##### SOURCE RECORDS #####
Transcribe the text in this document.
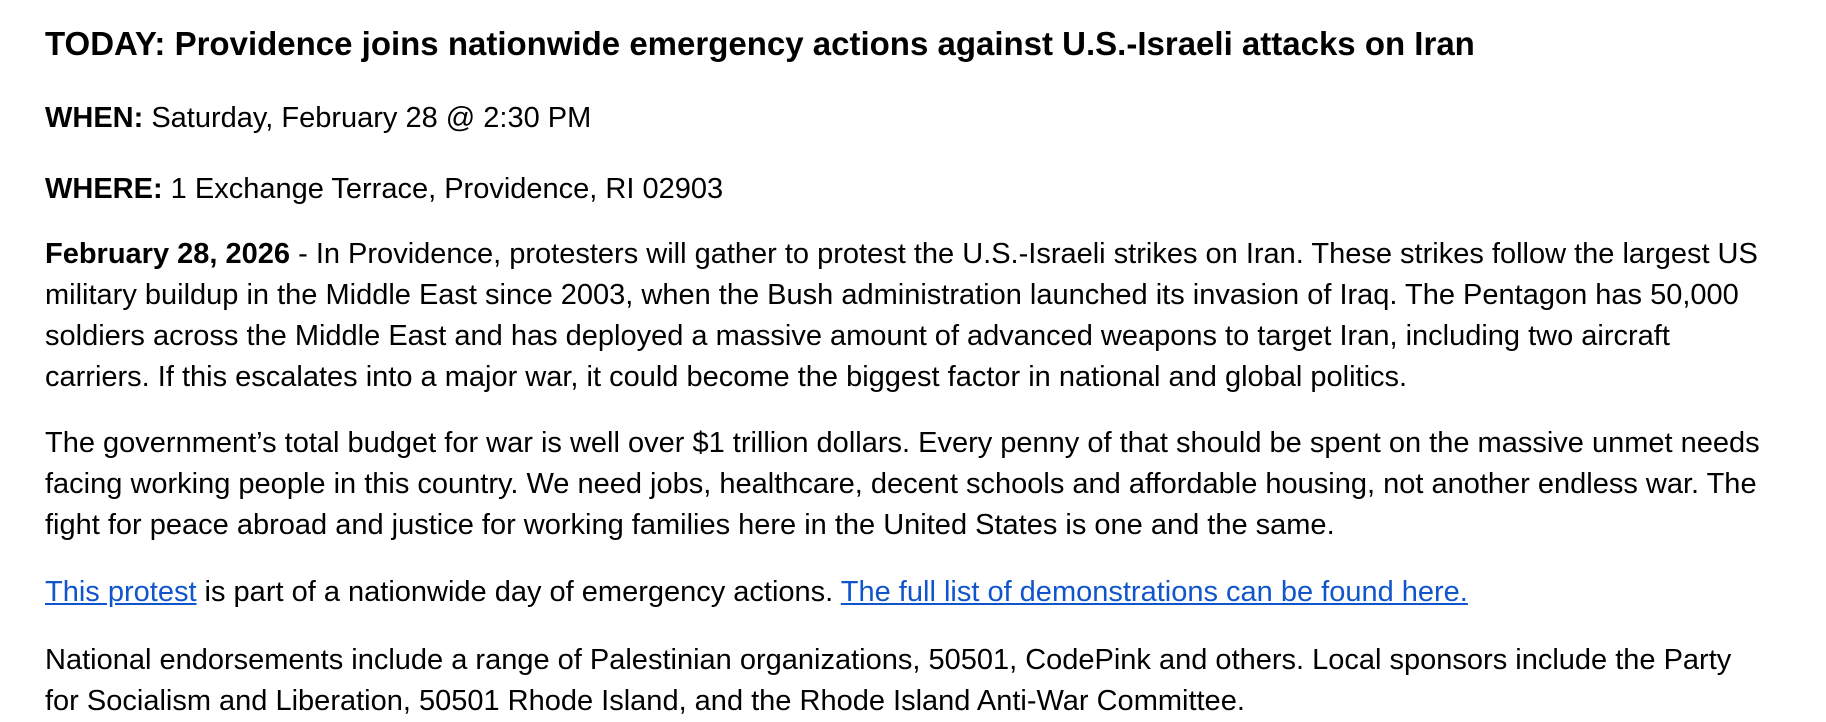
TODAY: Providence joins nationwide emergency actions against U.S.-Israeli attacks on Iran

WHEN: Saturday, February 28 @ 2:30 PM

WHERE: 1 Exchange Terrace, Providence, RI 02903

February 28, 2026 - In Providence, protesters will gather to protest the U.S.-Israeli strikes on Iran. These strikes follow the largest US
military buildup in the Middle East since 2003, when the Bush administration launched its invasion of Iraq. The Pentagon has 50,000
soldiers across the Middle East and has deployed a massive amount of advanced weapons to target Iran, including two aircraft
carriers. If this escalates into a major war, it could become the biggest factor in national and global politics.

The government’s total budget for war is well over $1 trillion dollars. Every penny of that should be spent on the massive unmet needs
facing working people in this country. We need jobs, healthcare, decent schools and affordable housing, not another endless war. The
fight for peace abroad and justice for working families here in the United States is one and the same.

This protest is part of a nationwide day of emergency actions. The full list of demonstrations can be found here.

National endorsements include a range of Palestinian organizations, 50501, CodePink and others. Local sponsors include the Party
for Socialism and Liberation, 50501 Rhode Island, and the Rhode Island Anti-War Committee.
#####
- **GOAL**
State how many lines of the listing include the word "working". Reply with the number alone.

- **EXERCISE RESPONSE**
2